[Items from a figure collection]

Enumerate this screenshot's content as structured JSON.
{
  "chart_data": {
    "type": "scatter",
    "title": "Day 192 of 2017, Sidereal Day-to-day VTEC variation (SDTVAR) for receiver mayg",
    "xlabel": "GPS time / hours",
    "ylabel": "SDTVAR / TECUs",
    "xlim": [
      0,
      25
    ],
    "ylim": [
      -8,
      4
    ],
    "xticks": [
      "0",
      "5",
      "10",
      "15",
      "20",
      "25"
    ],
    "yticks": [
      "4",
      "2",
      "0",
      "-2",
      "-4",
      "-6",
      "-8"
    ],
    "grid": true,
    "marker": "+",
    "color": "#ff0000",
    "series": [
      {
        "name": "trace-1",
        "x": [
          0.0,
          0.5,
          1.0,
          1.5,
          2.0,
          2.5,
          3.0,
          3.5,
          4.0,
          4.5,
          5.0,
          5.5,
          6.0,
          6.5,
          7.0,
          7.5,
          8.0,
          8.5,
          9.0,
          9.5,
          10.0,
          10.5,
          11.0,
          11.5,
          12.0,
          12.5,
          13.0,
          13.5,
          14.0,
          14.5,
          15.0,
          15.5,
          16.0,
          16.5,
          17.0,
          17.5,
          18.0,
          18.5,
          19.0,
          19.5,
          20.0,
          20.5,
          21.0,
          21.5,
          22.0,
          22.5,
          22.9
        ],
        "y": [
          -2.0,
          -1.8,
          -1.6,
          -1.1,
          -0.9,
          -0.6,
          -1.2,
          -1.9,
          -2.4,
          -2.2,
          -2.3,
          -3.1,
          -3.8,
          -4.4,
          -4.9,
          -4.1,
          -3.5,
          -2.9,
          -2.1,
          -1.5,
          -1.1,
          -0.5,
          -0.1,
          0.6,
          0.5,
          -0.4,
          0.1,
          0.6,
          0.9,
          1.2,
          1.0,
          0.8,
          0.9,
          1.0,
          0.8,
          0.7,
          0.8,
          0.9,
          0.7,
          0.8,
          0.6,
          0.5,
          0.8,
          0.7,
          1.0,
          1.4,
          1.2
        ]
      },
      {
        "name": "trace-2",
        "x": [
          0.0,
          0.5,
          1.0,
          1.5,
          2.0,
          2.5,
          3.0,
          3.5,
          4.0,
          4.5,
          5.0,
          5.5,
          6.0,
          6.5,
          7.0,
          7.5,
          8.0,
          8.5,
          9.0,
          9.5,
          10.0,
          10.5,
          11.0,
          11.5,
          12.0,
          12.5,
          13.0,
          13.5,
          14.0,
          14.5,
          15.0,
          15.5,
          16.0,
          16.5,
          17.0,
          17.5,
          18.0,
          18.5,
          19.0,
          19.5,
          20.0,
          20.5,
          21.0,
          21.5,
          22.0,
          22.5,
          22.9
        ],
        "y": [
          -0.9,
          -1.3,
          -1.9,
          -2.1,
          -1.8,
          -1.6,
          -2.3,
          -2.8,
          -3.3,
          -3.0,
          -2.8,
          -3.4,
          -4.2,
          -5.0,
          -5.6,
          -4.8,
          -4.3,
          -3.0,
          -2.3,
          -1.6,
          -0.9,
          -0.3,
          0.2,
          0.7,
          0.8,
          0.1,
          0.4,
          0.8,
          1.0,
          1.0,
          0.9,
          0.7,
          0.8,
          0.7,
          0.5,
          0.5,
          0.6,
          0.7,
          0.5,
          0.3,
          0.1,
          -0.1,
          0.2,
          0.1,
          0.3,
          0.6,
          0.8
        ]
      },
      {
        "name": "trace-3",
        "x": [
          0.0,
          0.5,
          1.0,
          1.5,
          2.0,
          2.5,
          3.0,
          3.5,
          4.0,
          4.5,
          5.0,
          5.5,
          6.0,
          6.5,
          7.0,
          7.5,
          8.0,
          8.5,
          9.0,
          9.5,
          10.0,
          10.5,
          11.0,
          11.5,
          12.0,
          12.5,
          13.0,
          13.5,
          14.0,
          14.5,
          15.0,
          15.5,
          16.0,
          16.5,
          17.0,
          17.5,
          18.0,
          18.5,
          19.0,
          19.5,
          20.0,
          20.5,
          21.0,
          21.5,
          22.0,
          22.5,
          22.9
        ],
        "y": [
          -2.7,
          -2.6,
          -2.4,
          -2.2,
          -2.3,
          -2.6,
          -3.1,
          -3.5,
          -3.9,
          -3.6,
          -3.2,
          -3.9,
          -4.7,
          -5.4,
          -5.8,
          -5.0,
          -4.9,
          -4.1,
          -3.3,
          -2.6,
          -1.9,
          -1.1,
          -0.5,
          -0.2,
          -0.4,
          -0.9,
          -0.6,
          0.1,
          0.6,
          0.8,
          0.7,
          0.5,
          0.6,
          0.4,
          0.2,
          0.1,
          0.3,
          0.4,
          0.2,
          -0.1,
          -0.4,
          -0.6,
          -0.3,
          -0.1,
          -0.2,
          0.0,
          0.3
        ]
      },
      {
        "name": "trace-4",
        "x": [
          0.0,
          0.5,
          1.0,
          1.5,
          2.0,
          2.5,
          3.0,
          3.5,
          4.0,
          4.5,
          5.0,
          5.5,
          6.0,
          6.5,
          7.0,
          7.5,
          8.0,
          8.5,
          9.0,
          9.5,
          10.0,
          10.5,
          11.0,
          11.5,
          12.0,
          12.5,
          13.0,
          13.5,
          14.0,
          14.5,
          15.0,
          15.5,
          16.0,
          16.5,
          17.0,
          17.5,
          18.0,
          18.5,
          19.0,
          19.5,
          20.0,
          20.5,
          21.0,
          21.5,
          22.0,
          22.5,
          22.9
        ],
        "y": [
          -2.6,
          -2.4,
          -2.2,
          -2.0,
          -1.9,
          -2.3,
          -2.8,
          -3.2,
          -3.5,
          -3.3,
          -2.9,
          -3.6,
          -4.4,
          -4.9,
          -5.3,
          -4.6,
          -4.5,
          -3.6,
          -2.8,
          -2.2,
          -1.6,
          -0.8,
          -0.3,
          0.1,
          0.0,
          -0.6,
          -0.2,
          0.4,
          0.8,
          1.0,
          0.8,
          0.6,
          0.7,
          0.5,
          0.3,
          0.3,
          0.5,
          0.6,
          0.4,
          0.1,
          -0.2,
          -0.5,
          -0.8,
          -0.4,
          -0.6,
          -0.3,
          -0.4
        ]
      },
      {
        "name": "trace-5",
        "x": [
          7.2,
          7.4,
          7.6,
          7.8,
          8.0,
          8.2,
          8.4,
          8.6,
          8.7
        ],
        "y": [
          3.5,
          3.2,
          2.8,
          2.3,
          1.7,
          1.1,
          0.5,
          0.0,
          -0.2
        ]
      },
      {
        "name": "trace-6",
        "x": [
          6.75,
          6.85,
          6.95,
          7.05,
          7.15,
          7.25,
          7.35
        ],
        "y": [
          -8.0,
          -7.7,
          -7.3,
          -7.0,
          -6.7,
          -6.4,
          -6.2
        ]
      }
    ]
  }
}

§ **Exercise brief**
Copy each record from above without leaving any out.

§ **Solution to this problem**
Enumerate this screenshot's content as structured JSON.
{
  "chart_data": {
    "type": "scatter",
    "title": "Day 192 of 2017, Sidereal Day-to-day VTEC variation (SDTVAR) for receiver mayg",
    "xlabel": "GPS time / hours",
    "ylabel": "SDTVAR / TECUs",
    "xlim": [
      0,
      25
    ],
    "ylim": [
      -8,
      4
    ],
    "xticks": [
      "0",
      "5",
      "10",
      "15",
      "20",
      "25"
    ],
    "yticks": [
      "4",
      "2",
      "0",
      "-2",
      "-4",
      "-6",
      "-8"
    ],
    "grid": true,
    "marker": "+",
    "color": "#ff0000",
    "series": [
      {
        "name": "trace-1",
        "x": [
          0.0,
          0.5,
          1.0,
          1.5,
          2.0,
          2.5,
          3.0,
          3.5,
          4.0,
          4.5,
          5.0,
          5.5,
          6.0,
          6.5,
          7.0,
          7.5,
          8.0,
          8.5,
          9.0,
          9.5,
          10.0,
          10.5,
          11.0,
          11.5,
          12.0,
          12.5,
          13.0,
          13.5,
          14.0,
          14.5,
          15.0,
          15.5,
          16.0,
          16.5,
          17.0,
          17.5,
          18.0,
          18.5,
          19.0,
          19.5,
          20.0,
          20.5,
          21.0,
          21.5,
          22.0,
          22.5,
          22.9
        ],
        "y": [
          -2.0,
          -1.8,
          -1.6,
          -1.1,
          -0.9,
          -0.6,
          -1.2,
          -1.9,
          -2.4,
          -2.2,
          -2.3,
          -3.1,
          -3.8,
          -4.4,
          -4.9,
          -4.1,
          -3.5,
          -2.9,
          -2.1,
          -1.5,
          -1.1,
          -0.5,
          -0.1,
          0.6,
          0.5,
          -0.4,
          0.1,
          0.6,
          0.9,
          1.2,
          1.0,
          0.8,
          0.9,
          1.0,
          0.8,
          0.7,
          0.8,
          0.9,
          0.7,
          0.8,
          0.6,
          0.5,
          0.8,
          0.7,
          1.0,
          1.4,
          1.2
        ]
      },
      {
        "name": "trace-2",
        "x": [
          0.0,
          0.5,
          1.0,
          1.5,
          2.0,
          2.5,
          3.0,
          3.5,
          4.0,
          4.5,
          5.0,
          5.5,
          6.0,
          6.5,
          7.0,
          7.5,
          8.0,
          8.5,
          9.0,
          9.5,
          10.0,
          10.5,
          11.0,
          11.5,
          12.0,
          12.5,
          13.0,
          13.5,
          14.0,
          14.5,
          15.0,
          15.5,
          16.0,
          16.5,
          17.0,
          17.5,
          18.0,
          18.5,
          19.0,
          19.5,
          20.0,
          20.5,
          21.0,
          21.5,
          22.0,
          22.5,
          22.9
        ],
        "y": [
          -0.9,
          -1.3,
          -1.9,
          -2.1,
          -1.8,
          -1.6,
          -2.3,
          -2.8,
          -3.3,
          -3.0,
          -2.8,
          -3.4,
          -4.2,
          -5.0,
          -5.6,
          -4.8,
          -4.3,
          -3.0,
          -2.3,
          -1.6,
          -0.9,
          -0.3,
          0.2,
          0.7,
          0.8,
          0.1,
          0.4,
          0.8,
          1.0,
          1.0,
          0.9,
          0.7,
          0.8,
          0.7,
          0.5,
          0.5,
          0.6,
          0.7,
          0.5,
          0.3,
          0.1,
          -0.1,
          0.2,
          0.1,
          0.3,
          0.6,
          0.8
        ]
      },
      {
        "name": "trace-3",
        "x": [
          0.0,
          0.5,
          1.0,
          1.5,
          2.0,
          2.5,
          3.0,
          3.5,
          4.0,
          4.5,
          5.0,
          5.5,
          6.0,
          6.5,
          7.0,
          7.5,
          8.0,
          8.5,
          9.0,
          9.5,
          10.0,
          10.5,
          11.0,
          11.5,
          12.0,
          12.5,
          13.0,
          13.5,
          14.0,
          14.5,
          15.0,
          15.5,
          16.0,
          16.5,
          17.0,
          17.5,
          18.0,
          18.5,
          19.0,
          19.5,
          20.0,
          20.5,
          21.0,
          21.5,
          22.0,
          22.5,
          22.9
        ],
        "y": [
          -2.7,
          -2.6,
          -2.4,
          -2.2,
          -2.3,
          -2.6,
          -3.1,
          -3.5,
          -3.9,
          -3.6,
          -3.2,
          -3.9,
          -4.7,
          -5.4,
          -5.8,
          -5.0,
          -4.9,
          -4.1,
          -3.3,
          -2.6,
          -1.9,
          -1.1,
          -0.5,
          -0.2,
          -0.4,
          -0.9,
          -0.6,
          0.1,
          0.6,
          0.8,
          0.7,
          0.5,
          0.6,
          0.4,
          0.2,
          0.1,
          0.3,
          0.4,
          0.2,
          -0.1,
          -0.4,
          -0.6,
          -0.3,
          -0.1,
          -0.2,
          0.0,
          0.3
        ]
      },
      {
        "name": "trace-4",
        "x": [
          0.0,
          0.5,
          1.0,
          1.5,
          2.0,
          2.5,
          3.0,
          3.5,
          4.0,
          4.5,
          5.0,
          5.5,
          6.0,
          6.5,
          7.0,
          7.5,
          8.0,
          8.5,
          9.0,
          9.5,
          10.0,
          10.5,
          11.0,
          11.5,
          12.0,
          12.5,
          13.0,
          13.5,
          14.0,
          14.5,
          15.0,
          15.5,
          16.0,
          16.5,
          17.0,
          17.5,
          18.0,
          18.5,
          19.0,
          19.5,
          20.0,
          20.5,
          21.0,
          21.5,
          22.0,
          22.5,
          22.9
        ],
        "y": [
          -2.6,
          -2.4,
          -2.2,
          -2.0,
          -1.9,
          -2.3,
          -2.8,
          -3.2,
          -3.5,
          -3.3,
          -2.9,
          -3.6,
          -4.4,
          -4.9,
          -5.3,
          -4.6,
          -4.5,
          -3.6,
          -2.8,
          -2.2,
          -1.6,
          -0.8,
          -0.3,
          0.1,
          0.0,
          -0.6,
          -0.2,
          0.4,
          0.8,
          1.0,
          0.8,
          0.6,
          0.7,
          0.5,
          0.3,
          0.3,
          0.5,
          0.6,
          0.4,
          0.1,
          -0.2,
          -0.5,
          -0.8,
          -0.4,
          -0.6,
          -0.3,
          -0.4
        ]
      },
      {
        "name": "trace-5",
        "x": [
          7.2,
          7.4,
          7.6,
          7.8,
          8.0,
          8.2,
          8.4,
          8.6,
          8.7
        ],
        "y": [
          3.5,
          3.2,
          2.8,
          2.3,
          1.7,
          1.1,
          0.5,
          0.0,
          -0.2
        ]
      },
      {
        "name": "trace-6",
        "x": [
          6.75,
          6.85,
          6.95,
          7.05,
          7.15,
          7.25,
          7.35
        ],
        "y": [
          -8.0,
          -7.7,
          -7.3,
          -7.0,
          -6.7,
          -6.4,
          -6.2
        ]
      }
    ]
  }
}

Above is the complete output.